(Stored data entries)
____________________

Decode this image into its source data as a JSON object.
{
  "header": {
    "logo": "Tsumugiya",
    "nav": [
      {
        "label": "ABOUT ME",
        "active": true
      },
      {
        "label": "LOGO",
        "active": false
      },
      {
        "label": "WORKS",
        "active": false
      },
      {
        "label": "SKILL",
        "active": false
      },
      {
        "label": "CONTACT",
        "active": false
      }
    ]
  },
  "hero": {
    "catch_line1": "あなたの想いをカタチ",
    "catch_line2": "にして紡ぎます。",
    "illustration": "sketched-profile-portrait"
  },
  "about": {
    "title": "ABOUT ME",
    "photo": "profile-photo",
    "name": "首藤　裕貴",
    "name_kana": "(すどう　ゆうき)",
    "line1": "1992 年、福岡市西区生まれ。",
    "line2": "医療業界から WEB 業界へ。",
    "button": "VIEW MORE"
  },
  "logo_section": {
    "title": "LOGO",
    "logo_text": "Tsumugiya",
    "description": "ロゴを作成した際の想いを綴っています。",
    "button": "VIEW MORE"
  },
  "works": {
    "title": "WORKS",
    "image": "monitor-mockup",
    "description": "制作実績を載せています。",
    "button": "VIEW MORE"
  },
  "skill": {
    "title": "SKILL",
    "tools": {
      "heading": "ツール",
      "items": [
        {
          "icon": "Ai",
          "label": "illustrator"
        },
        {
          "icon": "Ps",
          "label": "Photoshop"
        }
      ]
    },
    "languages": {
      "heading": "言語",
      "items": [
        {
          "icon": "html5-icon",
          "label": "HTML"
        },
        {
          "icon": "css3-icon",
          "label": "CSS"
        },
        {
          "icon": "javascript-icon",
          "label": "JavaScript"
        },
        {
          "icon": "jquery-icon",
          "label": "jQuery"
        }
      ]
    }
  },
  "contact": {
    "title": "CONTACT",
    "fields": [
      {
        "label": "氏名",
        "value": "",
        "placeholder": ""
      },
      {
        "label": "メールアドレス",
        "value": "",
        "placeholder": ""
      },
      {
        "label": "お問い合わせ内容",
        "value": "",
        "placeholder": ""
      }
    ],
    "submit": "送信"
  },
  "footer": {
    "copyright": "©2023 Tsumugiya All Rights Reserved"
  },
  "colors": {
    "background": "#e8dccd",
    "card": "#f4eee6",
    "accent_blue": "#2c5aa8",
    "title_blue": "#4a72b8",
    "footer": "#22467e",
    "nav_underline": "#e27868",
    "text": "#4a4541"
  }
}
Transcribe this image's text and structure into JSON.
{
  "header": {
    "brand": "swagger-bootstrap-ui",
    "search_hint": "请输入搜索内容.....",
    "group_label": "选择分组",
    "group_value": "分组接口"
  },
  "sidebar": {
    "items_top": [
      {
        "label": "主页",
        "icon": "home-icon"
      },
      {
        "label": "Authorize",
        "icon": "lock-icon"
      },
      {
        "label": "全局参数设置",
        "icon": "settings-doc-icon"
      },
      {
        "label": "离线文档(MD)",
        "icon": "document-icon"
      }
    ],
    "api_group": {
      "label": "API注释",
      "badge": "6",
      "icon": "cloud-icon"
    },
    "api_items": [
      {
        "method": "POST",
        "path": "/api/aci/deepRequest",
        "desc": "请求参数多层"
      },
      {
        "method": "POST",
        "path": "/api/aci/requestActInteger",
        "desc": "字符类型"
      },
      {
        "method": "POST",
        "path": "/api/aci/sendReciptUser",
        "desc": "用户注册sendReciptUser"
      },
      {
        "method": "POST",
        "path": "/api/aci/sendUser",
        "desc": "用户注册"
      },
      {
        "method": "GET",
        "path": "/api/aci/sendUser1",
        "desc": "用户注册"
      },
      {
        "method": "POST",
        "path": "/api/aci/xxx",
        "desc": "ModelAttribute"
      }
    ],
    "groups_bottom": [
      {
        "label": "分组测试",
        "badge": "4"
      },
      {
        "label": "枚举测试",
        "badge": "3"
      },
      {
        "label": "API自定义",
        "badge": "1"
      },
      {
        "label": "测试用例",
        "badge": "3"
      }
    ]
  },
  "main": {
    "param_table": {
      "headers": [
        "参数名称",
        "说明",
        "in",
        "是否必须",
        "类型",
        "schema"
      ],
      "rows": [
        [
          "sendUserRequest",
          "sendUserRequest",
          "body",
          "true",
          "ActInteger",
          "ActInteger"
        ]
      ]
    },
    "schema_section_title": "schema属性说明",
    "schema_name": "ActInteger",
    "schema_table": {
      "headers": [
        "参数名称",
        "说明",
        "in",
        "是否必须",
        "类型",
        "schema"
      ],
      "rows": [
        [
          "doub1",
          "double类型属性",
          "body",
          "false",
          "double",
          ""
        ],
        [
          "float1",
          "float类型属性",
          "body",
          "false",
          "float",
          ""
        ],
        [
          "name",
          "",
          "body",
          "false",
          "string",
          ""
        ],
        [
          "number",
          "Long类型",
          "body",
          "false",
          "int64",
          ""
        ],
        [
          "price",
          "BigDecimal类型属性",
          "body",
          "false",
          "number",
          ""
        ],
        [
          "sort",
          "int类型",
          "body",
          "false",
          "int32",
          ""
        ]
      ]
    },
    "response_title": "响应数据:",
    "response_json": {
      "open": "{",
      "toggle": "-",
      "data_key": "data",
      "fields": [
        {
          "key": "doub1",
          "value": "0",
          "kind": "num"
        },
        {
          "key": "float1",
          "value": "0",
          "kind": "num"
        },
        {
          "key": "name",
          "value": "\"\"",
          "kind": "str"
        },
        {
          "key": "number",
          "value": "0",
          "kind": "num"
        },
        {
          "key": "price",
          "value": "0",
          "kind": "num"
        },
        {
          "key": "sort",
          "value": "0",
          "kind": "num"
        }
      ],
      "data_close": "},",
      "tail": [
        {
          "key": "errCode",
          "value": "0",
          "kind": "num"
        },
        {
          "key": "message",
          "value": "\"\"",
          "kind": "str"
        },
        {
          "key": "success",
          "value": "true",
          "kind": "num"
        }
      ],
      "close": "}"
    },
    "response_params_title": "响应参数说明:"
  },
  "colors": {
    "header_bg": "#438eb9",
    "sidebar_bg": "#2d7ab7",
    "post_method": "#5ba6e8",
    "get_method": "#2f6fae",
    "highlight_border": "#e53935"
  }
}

____________________

■ **Task details**
Copy out the whole listing, exactly as written.

■ **Output**
Decode this image into its source data as a JSON object.
{
  "header": {
    "logo": "Tsumugiya",
    "nav": [
      {
        "label": "ABOUT ME",
        "active": true
      },
      {
        "label": "LOGO",
        "active": false
      },
      {
        "label": "WORKS",
        "active": false
      },
      {
        "label": "SKILL",
        "active": false
      },
      {
        "label": "CONTACT",
        "active": false
      }
    ]
  },
  "hero": {
    "catch_line1": "あなたの想いをカタチ",
    "catch_line2": "にして紡ぎます。",
    "illustration": "sketched-profile-portrait"
  },
  "about": {
    "title": "ABOUT ME",
    "photo": "profile-photo",
    "name": "首藤　裕貴",
    "name_kana": "(すどう　ゆうき)",
    "line1": "1992 年、福岡市西区生まれ。",
    "line2": "医療業界から WEB 業界へ。",
    "button": "VIEW MORE"
  },
  "logo_section": {
    "title": "LOGO",
    "logo_text": "Tsumugiya",
    "description": "ロゴを作成した際の想いを綴っています。",
    "button": "VIEW MORE"
  },
  "works": {
    "title": "WORKS",
    "image": "monitor-mockup",
    "description": "制作実績を載せています。",
    "button": "VIEW MORE"
  },
  "skill": {
    "title": "SKILL",
    "tools": {
      "heading": "ツール",
      "items": [
        {
          "icon": "Ai",
          "label": "illustrator"
        },
        {
          "icon": "Ps",
          "label": "Photoshop"
        }
      ]
    },
    "languages": {
      "heading": "言語",
      "items": [
        {
          "icon": "html5-icon",
          "label": "HTML"
        },
        {
          "icon": "css3-icon",
          "label": "CSS"
        },
        {
          "icon": "javascript-icon",
          "label": "JavaScript"
        },
        {
          "icon": "jquery-icon",
          "label": "jQuery"
        }
      ]
    }
  },
  "contact": {
    "title": "CONTACT",
    "fields": [
      {
        "label": "氏名",
        "value": "",
        "placeholder": ""
      },
      {
        "label": "メールアドレス",
        "value": "",
        "placeholder": ""
      },
      {
        "label": "お問い合わせ内容",
        "value": "",
        "placeholder": ""
      }
    ],
    "submit": "送信"
  },
  "footer": {
    "copyright": "©2023 Tsumugiya All Rights Reserved"
  },
  "colors": {
    "background": "#e8dccd",
    "card": "#f4eee6",
    "accent_blue": "#2c5aa8",
    "title_blue": "#4a72b8",
    "footer": "#22467e",
    "nav_underline": "#e27868",
    "text": "#4a4541"
  }
}
Transcribe this image's text and structure into JSON.
{
  "header": {
    "brand": "swagger-bootstrap-ui",
    "search_hint": "请输入搜索内容.....",
    "group_label": "选择分组",
    "group_value": "分组接口"
  },
  "sidebar": {
    "items_top": [
      {
        "label": "主页",
        "icon": "home-icon"
      },
      {
        "label": "Authorize",
        "icon": "lock-icon"
      },
      {
        "label": "全局参数设置",
        "icon": "settings-doc-icon"
      },
      {
        "label": "离线文档(MD)",
        "icon": "document-icon"
      }
    ],
    "api_group": {
      "label": "API注释",
      "badge": "6",
      "icon": "cloud-icon"
    },
    "api_items": [
      {
        "method": "POST",
        "path": "/api/aci/deepRequest",
        "desc": "请求参数多层"
      },
      {
        "method": "POST",
        "path": "/api/aci/requestActInteger",
        "desc": "字符类型"
      },
      {
        "method": "POST",
        "path": "/api/aci/sendReciptUser",
        "desc": "用户注册sendReciptUser"
      },
      {
        "method": "POST",
        "path": "/api/aci/sendUser",
        "desc": "用户注册"
      },
      {
        "method": "GET",
        "path": "/api/aci/sendUser1",
        "desc": "用户注册"
      },
      {
        "method": "POST",
        "path": "/api/aci/xxx",
        "desc": "ModelAttribute"
      }
    ],
    "groups_bottom": [
      {
        "label": "分组测试",
        "badge": "4"
      },
      {
        "label": "枚举测试",
        "badge": "3"
      },
      {
        "label": "API自定义",
        "badge": "1"
      },
      {
        "label": "测试用例",
        "badge": "3"
      }
    ]
  },
  "main": {
    "param_table": {
      "headers": [
        "参数名称",
        "说明",
        "in",
        "是否必须",
        "类型",
        "schema"
      ],
      "rows": [
        [
          "sendUserRequest",
          "sendUserRequest",
          "body",
          "true",
          "ActInteger",
          "ActInteger"
        ]
      ]
    },
    "schema_section_title": "schema属性说明",
    "schema_name": "ActInteger",
    "schema_table": {
      "headers": [
        "参数名称",
        "说明",
        "in",
        "是否必须",
        "类型",
        "schema"
      ],
      "rows": [
        [
          "doub1",
          "double类型属性",
          "body",
          "false",
          "double",
          ""
        ],
        [
          "float1",
          "float类型属性",
          "body",
          "false",
          "float",
          ""
        ],
        [
          "name",
          "",
          "body",
          "false",
          "string",
          ""
        ],
        [
          "number",
          "Long类型",
          "body",
          "false",
          "int64",
          ""
        ],
        [
          "price",
          "BigDecimal类型属性",
          "body",
          "false",
          "number",
          ""
        ],
        [
          "sort",
          "int类型",
          "body",
          "false",
          "int32",
          ""
        ]
      ]
    },
    "response_title": "响应数据:",
    "response_json": {
      "open": "{",
      "toggle": "-",
      "data_key": "data",
      "fields": [
        {
          "key": "doub1",
          "value": "0",
          "kind": "num"
        },
        {
          "key": "float1",
          "value": "0",
          "kind": "num"
        },
        {
          "key": "name",
          "value": "\"\"",
          "kind": "str"
        },
        {
          "key": "number",
          "value": "0",
          "kind": "num"
        },
        {
          "key": "price",
          "value": "0",
          "kind": "num"
        },
        {
          "key": "sort",
          "value": "0",
          "kind": "num"
        }
      ],
      "data_close": "},",
      "tail": [
        {
          "key": "errCode",
          "value": "0",
          "kind": "num"
        },
        {
          "key": "message",
          "value": "\"\"",
          "kind": "str"
        },
        {
          "key": "success",
          "value": "true",
          "kind": "num"
        }
      ],
      "close": "}"
    },
    "response_params_title": "响应参数说明:"
  },
  "colors": {
    "header_bg": "#438eb9",
    "sidebar_bg": "#2d7ab7",
    "post_method": "#5ba6e8",
    "get_method": "#2f6fae",
    "highlight_border": "#e53935"
  }
}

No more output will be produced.